Select each line where the word "right" appears.

--------------------

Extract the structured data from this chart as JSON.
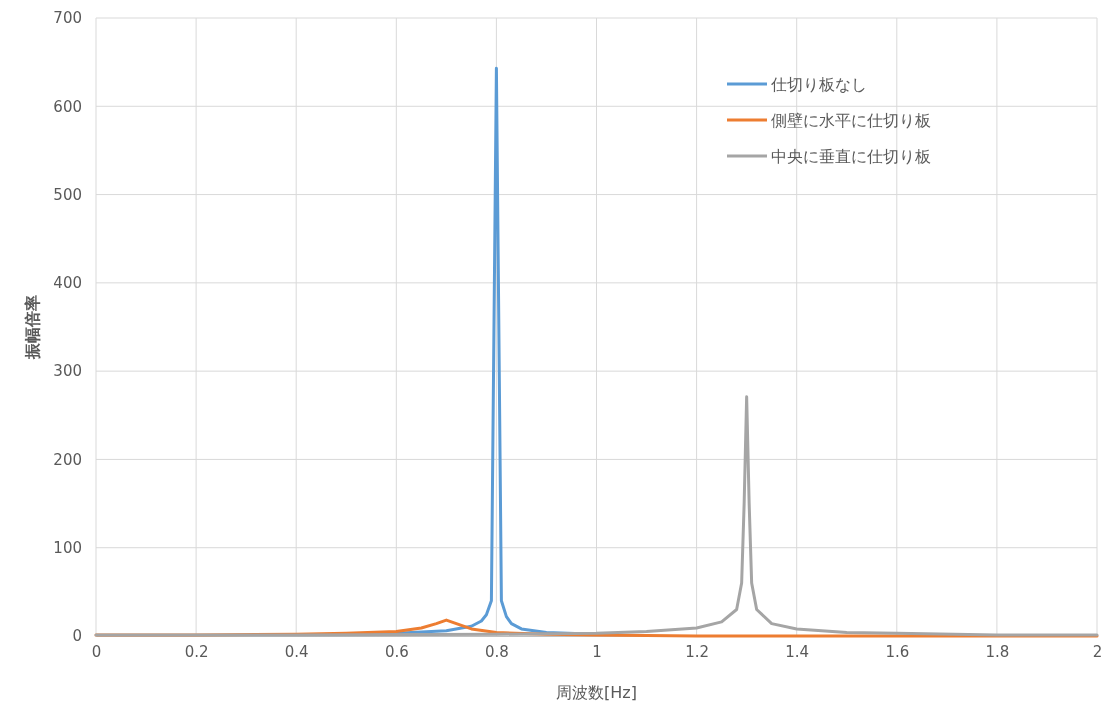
{
  "chart_data": {
    "type": "line",
    "xlabel": "周波数[Hz]",
    "ylabel": "振幅倍率",
    "xlim": [
      0,
      2
    ],
    "ylim": [
      0,
      700
    ],
    "xticks": [
      0,
      0.2,
      0.4,
      0.6,
      0.8,
      1,
      1.2,
      1.4,
      1.6,
      1.8,
      2
    ],
    "yticks": [
      0,
      100,
      200,
      300,
      400,
      500,
      600,
      700
    ],
    "grid": true,
    "legend": "top right",
    "line_style": "solid",
    "marker": "none",
    "series": [
      {
        "name": "仕切り板なし",
        "color": "#5b9bd5",
        "x": [
          0.5,
          0.6,
          0.7,
          0.75,
          0.77,
          0.78,
          0.79,
          0.8,
          0.81,
          0.82,
          0.83,
          0.85,
          0.9,
          1.0
        ],
        "values": [
          2,
          3,
          6,
          11,
          17,
          24,
          40,
          643,
          40,
          22,
          14,
          8,
          4,
          2
        ]
      },
      {
        "name": "側壁に水平に仕切り板",
        "color": "#ed7d31",
        "x": [
          0,
          0.2,
          0.4,
          0.5,
          0.6,
          0.65,
          0.68,
          0.7,
          0.72,
          0.75,
          0.8,
          0.9,
          1.0,
          1.2,
          1.5,
          2.0
        ],
        "values": [
          1,
          1,
          2,
          3,
          5,
          9,
          14,
          18,
          14,
          8,
          4,
          2,
          1,
          0,
          0,
          0
        ]
      },
      {
        "name": "中央に垂直に仕切り板",
        "color": "#a5a5a5",
        "x": [
          0,
          0.4,
          0.8,
          1.0,
          1.1,
          1.2,
          1.25,
          1.28,
          1.29,
          1.295,
          1.3,
          1.305,
          1.31,
          1.32,
          1.35,
          1.4,
          1.5,
          1.6,
          1.8,
          2.0
        ],
        "values": [
          1,
          1,
          2,
          3,
          5,
          9,
          16,
          30,
          60,
          150,
          271,
          150,
          60,
          30,
          14,
          8,
          4,
          3,
          1,
          1
        ]
      }
    ]
  }
}
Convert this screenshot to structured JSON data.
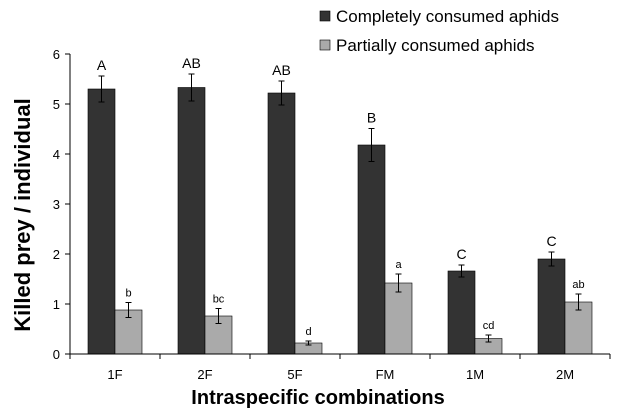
{
  "chart_data": {
    "type": "bar",
    "title": "",
    "xlabel": "Intraspecific combinations",
    "ylabel": "Killed prey / individual",
    "ylim": [
      0,
      6
    ],
    "yticks": [
      "0",
      "1",
      "2",
      "3",
      "4",
      "5",
      "6"
    ],
    "grid": false,
    "legend_position": "top-right",
    "categories": [
      "1F",
      "2F",
      "5F",
      "FM",
      "1M",
      "2M"
    ],
    "series": [
      {
        "name": "Completely consumed aphids",
        "color": "#333333",
        "values": [
          5.3,
          5.33,
          5.22,
          4.18,
          1.66,
          1.9
        ],
        "errors": [
          0.26,
          0.27,
          0.24,
          0.33,
          0.12,
          0.14
        ],
        "letters": [
          "A",
          "AB",
          "AB",
          "B",
          "C",
          "C"
        ]
      },
      {
        "name": "Partially consumed aphids",
        "color": "#aaaaaa",
        "values": [
          0.88,
          0.76,
          0.22,
          1.42,
          0.31,
          1.04
        ],
        "errors": [
          0.15,
          0.15,
          0.04,
          0.18,
          0.07,
          0.16
        ],
        "letters": [
          "b",
          "bc",
          "d",
          "a",
          "cd",
          "ab"
        ]
      }
    ]
  }
}
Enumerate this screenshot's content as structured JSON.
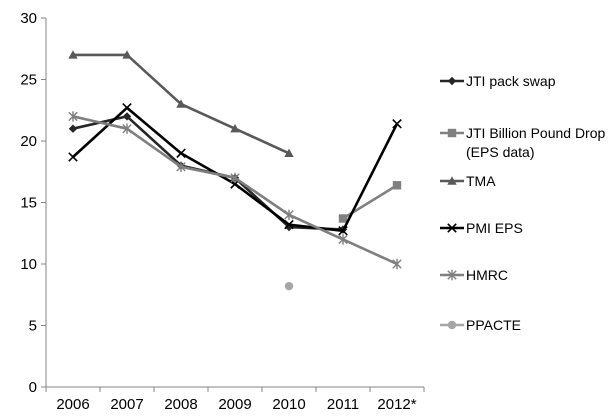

--------------------

#### Answer
    "legend": "top right",
    "legend_position": "top-right",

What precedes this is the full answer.